**Consegne**
1 – Riscrivi il passo del testo di lettura da "C’era una volta" a "un grande successo.", mettendo "orchestra sinfonica di Londra" al posto di "London Festival Orchestra".
2 – Nel testo di lettura, quante canzoni compongono il repertorio finale?
3 – Indica se ciascuna affermazione concorda con il testo di lettura: (a) la proposta della casa discografica aveva scopi soprattutto pubblicitari; (b) il complesso rifiutò subito il progetto della versione rock; (c) all'uscita il disco ebbe scarso successo.

**Testo di lettura**
....................
Dawn: dawn is a feeling
The morning: another morning
Lunch break: peak hour

 

Lato B

 

The afternoon

  • Forever afternoon (Teasday?)
  • (Evening) Time to get away

Evening

  • The sunset
  • Twilight time

The night

  • Night in white satin
  • Late lament/Resolvement

 

 

 

Le mie canzoni formano una sorta di biografia o diario della mia vita
 in cui parlano di persone che ho amato e persone
 che conoscevo solo nel mio cuore,
luoghi che ho visto solo per un momento
e luoghi in cui ho vissuto tutta la mia vita
(Justin Hayward)

 

 

C’era una volta a Londra nel 1967 una casa discografica, la Decca Records, che per fini essenzialmente pubblicitari propose al complesso capitanato da John Lodge e Justin Hayward un ambizioso e praticamente impossibile progetto: produrre una versione rock della “Sinfonia del nuovo mondo” di Antonin Dvoràk. Il complesso accettò, rendendosi conto in seguito che si trattava di un’immane stronzata. I ragazzi, rinunciando alla folle idea, continuarono però a lavorare sui loro progetti originali, senza disdegnare però un aiutino dalla già disponibile London Festival Orchestra. Risultato finale? Un bel repertorio di sette canzoni progressive immerse in una matrice di musica sinfonica. Bella schifezza, dovevano aver pensato i discografici. Lo scetticismo permase fino alla sua uscita, nel 1967, quando il disco conobbe un grande successo.
....................
**Dati registrati**
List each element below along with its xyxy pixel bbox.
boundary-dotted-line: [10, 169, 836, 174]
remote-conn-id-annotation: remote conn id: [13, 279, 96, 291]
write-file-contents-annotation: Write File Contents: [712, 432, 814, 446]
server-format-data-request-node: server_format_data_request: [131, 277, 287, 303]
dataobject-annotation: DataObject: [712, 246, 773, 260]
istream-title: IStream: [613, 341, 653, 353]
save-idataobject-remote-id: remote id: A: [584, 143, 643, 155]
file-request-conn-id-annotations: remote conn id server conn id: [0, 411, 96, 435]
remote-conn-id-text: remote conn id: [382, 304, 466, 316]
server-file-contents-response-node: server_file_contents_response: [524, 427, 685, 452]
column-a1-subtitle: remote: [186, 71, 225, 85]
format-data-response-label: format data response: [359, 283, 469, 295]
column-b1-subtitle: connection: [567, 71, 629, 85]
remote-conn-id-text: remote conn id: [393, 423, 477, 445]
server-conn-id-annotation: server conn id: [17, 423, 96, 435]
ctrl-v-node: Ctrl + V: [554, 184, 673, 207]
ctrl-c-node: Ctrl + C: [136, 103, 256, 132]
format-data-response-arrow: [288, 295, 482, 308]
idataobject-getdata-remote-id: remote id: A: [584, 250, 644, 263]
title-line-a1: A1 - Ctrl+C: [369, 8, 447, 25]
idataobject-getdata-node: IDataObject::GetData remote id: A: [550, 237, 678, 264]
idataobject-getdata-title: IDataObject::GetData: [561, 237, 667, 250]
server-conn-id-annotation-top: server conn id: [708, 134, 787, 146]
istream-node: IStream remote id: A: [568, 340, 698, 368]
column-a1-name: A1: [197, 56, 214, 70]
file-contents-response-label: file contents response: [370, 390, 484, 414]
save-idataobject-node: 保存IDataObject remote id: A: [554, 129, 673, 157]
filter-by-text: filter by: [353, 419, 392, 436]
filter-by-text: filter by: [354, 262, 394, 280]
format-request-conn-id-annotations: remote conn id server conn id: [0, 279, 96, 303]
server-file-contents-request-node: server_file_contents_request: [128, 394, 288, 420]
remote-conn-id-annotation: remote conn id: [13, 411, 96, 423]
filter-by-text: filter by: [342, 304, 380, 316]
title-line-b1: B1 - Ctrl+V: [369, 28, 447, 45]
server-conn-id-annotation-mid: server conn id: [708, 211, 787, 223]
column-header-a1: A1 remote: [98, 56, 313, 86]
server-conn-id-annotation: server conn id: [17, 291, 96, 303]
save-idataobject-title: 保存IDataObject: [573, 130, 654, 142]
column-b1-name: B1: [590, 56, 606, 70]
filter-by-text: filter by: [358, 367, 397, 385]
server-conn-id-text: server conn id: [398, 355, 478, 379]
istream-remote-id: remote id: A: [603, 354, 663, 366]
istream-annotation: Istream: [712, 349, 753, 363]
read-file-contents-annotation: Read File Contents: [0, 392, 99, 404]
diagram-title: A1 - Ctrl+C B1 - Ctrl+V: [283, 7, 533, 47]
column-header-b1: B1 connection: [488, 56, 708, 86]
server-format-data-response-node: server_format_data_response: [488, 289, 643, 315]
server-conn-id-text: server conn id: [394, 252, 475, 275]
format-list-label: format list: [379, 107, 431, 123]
....................
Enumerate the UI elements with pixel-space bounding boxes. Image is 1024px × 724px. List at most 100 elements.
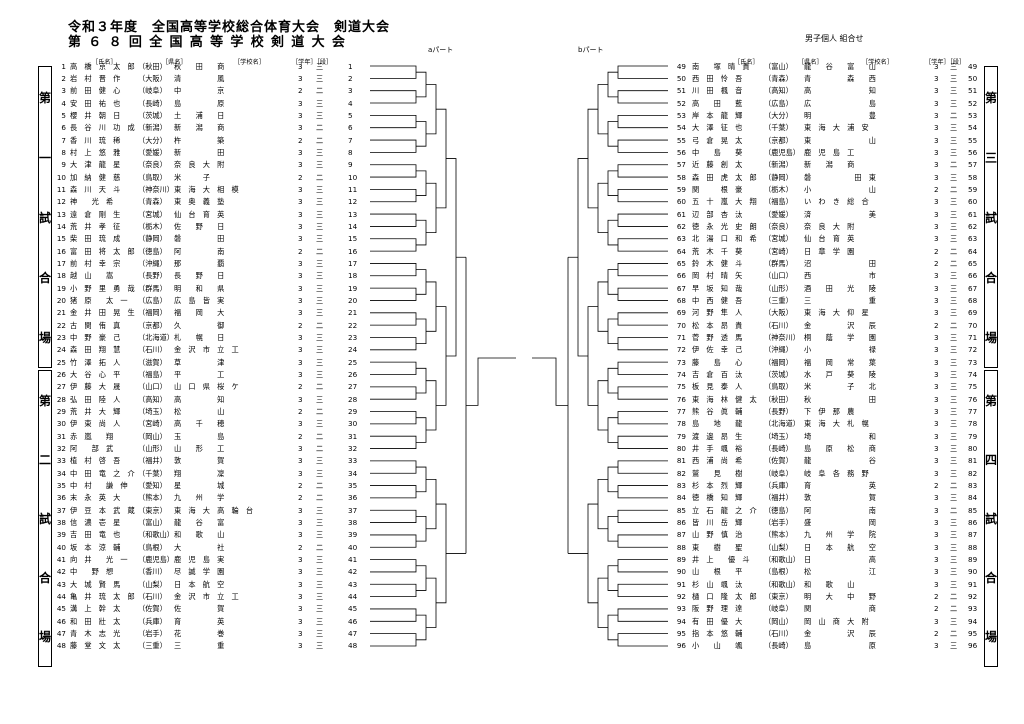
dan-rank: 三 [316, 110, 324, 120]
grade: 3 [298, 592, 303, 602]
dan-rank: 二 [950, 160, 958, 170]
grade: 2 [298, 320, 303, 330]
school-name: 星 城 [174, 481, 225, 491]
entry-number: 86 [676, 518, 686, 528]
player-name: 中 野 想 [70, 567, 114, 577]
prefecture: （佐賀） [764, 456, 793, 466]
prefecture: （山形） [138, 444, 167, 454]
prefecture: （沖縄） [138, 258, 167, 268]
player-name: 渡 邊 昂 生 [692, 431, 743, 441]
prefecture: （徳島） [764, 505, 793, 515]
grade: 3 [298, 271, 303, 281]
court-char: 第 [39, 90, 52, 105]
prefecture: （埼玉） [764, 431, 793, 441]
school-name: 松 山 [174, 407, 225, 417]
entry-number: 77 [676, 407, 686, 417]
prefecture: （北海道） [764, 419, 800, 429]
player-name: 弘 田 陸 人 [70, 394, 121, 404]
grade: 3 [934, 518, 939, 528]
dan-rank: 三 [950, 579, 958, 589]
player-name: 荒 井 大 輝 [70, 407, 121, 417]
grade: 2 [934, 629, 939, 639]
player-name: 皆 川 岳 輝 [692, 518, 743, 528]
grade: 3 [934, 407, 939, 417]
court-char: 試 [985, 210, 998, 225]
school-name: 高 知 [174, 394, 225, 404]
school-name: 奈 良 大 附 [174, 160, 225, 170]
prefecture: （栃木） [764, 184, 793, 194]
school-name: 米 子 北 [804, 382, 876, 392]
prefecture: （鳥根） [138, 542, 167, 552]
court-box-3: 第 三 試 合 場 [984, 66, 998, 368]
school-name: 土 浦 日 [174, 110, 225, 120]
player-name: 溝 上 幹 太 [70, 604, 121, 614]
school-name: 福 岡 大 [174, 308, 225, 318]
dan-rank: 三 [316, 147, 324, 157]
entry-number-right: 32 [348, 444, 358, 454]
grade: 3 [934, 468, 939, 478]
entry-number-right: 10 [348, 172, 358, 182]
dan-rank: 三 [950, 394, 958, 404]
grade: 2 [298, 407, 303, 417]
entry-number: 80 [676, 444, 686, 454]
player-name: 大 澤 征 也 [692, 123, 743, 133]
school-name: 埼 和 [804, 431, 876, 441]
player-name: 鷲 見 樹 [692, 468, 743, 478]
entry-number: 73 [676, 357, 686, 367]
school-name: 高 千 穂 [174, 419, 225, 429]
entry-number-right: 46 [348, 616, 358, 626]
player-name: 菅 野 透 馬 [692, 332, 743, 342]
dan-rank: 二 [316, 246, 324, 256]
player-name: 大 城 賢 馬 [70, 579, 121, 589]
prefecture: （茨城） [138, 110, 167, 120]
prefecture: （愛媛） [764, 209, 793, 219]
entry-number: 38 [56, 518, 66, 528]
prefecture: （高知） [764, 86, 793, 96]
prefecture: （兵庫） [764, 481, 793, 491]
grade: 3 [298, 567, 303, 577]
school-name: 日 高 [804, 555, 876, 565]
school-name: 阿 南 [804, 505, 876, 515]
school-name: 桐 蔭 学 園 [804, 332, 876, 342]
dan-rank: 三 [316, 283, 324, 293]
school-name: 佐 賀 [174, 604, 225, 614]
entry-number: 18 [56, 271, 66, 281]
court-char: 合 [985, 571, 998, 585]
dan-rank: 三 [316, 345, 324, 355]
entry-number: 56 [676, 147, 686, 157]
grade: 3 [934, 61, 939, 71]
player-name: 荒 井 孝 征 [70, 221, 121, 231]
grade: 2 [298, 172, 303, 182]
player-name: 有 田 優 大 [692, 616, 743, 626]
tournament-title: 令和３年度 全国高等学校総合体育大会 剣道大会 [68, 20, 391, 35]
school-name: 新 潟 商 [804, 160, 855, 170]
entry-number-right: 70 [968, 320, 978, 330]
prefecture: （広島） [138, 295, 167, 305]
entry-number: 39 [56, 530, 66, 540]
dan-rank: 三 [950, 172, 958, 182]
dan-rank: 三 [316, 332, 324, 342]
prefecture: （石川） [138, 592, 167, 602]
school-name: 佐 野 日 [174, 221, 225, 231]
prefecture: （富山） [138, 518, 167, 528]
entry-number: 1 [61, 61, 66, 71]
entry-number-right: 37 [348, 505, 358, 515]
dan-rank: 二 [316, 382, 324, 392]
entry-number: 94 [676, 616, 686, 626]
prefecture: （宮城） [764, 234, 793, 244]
....................
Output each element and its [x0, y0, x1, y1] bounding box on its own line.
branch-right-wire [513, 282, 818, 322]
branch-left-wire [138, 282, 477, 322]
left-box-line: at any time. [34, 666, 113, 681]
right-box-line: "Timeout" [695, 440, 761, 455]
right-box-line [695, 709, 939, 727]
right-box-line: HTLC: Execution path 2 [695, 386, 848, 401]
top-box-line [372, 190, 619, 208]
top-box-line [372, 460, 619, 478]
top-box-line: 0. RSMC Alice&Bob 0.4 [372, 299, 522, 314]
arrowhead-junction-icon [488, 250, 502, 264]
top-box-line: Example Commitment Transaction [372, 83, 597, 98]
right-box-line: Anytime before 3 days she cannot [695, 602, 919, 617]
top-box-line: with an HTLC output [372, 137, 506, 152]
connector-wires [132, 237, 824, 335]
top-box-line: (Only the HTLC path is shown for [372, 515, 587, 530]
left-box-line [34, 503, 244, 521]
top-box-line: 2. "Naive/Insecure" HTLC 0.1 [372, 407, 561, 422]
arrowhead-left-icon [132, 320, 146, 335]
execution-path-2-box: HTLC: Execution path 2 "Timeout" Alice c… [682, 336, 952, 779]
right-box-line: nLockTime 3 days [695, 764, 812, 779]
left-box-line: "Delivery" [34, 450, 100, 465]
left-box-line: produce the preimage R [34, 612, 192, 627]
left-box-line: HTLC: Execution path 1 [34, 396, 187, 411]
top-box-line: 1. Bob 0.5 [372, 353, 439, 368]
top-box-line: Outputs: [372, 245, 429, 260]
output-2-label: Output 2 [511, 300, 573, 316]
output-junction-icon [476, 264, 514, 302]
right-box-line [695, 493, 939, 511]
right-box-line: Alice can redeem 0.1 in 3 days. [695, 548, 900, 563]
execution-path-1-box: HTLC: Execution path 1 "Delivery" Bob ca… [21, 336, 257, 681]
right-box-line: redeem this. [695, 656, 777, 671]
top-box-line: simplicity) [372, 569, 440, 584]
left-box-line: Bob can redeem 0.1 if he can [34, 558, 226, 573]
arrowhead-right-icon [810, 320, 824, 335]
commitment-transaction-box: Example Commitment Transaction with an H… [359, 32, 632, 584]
....................
**Soluzioni**
1 –
C’era una volta a Londra nel 1967 una casa discografica, la Decca Records, che per fini essenzialmente pubblicitari propose al complesso capitanato da John Lodge e Justin Hayward un ambizioso e praticamente impossibile progetto: produrre una versione rock della “Sinfonia del nuovo mondo” di Antonin Dvoràk. Il complesso accettò, rendendosi conto in seguito che si trattava di un’immane stronzata. I ragazzi, rinunciando alla folle idea, continuarono però a lavorare sui loro progetti originali, senza disdegnare però un aiutino dalla già disponibile orchestra sinfonica di Londra. Risultato finale? Un bel repertorio di sette canzoni progressive immerse in una matrice di musica sinfonica. Bella schifezza, dovevano aver pensato i discografici. Lo scetticismo permase fino alla sua uscita, nel 1967, quando il disco conobbe un grande successo.

2 – Sette canzoni progressive immerse in una matrice di musica sinfonica.

3 –
(a) Sì: "per fini essenzialmente pubblicitari".
(b) No: "Il complesso accettò".
(c) No: "quando il disco conobbe un grande successo".